_Short task:_
What is the number of lines in these entries that contain "this"? State it alone.

_Listed entries:_
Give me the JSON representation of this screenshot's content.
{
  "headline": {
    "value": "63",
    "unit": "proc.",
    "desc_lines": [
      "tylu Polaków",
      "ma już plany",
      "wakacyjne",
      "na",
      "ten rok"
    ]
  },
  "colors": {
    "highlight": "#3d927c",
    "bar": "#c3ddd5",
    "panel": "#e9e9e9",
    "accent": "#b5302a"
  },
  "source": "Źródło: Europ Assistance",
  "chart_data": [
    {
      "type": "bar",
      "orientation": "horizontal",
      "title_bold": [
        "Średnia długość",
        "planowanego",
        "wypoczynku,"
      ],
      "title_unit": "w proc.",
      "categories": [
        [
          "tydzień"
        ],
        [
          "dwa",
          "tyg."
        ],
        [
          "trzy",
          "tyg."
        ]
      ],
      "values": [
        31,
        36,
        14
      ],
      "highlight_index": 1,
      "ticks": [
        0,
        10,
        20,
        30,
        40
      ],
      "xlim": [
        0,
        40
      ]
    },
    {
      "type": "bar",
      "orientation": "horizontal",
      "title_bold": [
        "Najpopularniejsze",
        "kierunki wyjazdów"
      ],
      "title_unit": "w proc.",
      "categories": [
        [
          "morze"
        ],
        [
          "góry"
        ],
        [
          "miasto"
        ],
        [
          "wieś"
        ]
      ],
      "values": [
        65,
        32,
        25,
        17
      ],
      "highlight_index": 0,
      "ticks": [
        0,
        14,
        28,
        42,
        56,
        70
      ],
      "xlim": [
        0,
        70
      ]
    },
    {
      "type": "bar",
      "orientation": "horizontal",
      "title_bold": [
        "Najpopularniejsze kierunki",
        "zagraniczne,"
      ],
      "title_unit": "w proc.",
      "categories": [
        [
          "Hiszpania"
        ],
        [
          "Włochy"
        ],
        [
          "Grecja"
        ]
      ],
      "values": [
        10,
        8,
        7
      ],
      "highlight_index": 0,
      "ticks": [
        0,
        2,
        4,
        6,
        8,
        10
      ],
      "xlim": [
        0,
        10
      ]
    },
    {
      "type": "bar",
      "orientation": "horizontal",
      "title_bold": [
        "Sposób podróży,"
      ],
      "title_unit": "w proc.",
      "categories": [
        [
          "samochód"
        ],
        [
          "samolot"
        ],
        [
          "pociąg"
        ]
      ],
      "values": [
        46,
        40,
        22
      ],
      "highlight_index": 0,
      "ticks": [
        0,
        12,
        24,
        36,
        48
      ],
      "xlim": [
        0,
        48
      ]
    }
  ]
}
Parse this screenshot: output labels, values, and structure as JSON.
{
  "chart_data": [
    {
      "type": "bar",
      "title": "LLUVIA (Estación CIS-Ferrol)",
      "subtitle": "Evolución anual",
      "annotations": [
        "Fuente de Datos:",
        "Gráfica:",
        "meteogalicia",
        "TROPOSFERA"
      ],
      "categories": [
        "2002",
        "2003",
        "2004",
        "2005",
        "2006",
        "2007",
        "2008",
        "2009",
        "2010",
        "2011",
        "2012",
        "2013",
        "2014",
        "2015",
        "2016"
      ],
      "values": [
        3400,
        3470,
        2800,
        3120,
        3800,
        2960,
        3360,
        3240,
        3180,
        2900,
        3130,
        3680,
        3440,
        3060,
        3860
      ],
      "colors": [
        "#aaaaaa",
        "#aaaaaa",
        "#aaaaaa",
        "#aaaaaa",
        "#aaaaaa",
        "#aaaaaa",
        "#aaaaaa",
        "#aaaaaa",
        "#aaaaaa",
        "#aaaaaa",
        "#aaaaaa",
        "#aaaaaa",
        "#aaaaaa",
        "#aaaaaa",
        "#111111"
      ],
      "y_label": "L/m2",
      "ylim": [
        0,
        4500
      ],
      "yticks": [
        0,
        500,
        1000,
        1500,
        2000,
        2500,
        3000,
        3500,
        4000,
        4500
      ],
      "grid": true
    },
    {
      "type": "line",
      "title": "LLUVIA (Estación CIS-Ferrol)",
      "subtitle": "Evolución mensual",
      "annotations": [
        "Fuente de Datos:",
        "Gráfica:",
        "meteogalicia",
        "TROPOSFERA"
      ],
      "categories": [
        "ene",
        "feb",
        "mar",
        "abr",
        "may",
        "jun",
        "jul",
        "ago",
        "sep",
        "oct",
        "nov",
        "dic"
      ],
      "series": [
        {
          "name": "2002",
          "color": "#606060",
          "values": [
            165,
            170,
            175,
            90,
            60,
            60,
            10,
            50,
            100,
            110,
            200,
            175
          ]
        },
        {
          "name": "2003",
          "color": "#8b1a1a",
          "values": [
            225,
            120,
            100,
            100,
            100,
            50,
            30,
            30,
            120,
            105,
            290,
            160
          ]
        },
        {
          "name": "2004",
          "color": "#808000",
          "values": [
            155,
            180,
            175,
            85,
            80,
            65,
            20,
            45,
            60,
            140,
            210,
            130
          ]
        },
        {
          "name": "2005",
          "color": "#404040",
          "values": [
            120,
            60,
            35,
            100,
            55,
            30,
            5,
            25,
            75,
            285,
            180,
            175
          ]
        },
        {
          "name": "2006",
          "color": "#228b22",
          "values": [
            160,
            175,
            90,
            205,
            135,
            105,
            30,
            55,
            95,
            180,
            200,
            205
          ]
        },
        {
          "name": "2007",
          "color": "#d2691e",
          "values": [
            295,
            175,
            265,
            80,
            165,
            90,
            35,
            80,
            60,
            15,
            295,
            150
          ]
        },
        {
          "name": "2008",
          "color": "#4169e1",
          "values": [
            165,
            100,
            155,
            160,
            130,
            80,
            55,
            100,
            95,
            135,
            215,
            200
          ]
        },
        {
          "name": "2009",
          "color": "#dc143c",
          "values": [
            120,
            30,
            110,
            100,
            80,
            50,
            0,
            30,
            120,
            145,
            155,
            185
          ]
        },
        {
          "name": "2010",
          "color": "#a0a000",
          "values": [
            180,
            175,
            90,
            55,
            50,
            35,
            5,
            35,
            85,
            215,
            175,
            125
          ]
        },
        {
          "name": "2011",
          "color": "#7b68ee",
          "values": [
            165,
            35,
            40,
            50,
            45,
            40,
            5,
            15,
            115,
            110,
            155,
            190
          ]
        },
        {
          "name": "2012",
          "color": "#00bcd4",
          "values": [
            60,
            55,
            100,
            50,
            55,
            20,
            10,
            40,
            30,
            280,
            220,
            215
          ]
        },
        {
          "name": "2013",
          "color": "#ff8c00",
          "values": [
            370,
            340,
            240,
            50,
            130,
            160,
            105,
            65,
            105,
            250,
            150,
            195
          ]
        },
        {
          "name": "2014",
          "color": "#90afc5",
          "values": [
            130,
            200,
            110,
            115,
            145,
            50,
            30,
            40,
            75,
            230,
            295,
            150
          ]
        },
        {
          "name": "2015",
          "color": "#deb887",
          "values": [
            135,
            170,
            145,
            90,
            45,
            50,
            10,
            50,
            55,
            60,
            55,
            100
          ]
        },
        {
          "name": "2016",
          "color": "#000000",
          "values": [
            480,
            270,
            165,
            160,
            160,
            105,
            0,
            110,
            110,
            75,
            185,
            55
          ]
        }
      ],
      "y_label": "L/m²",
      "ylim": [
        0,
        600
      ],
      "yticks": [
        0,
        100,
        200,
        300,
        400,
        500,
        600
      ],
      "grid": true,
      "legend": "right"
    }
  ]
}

_Response to the task:_
2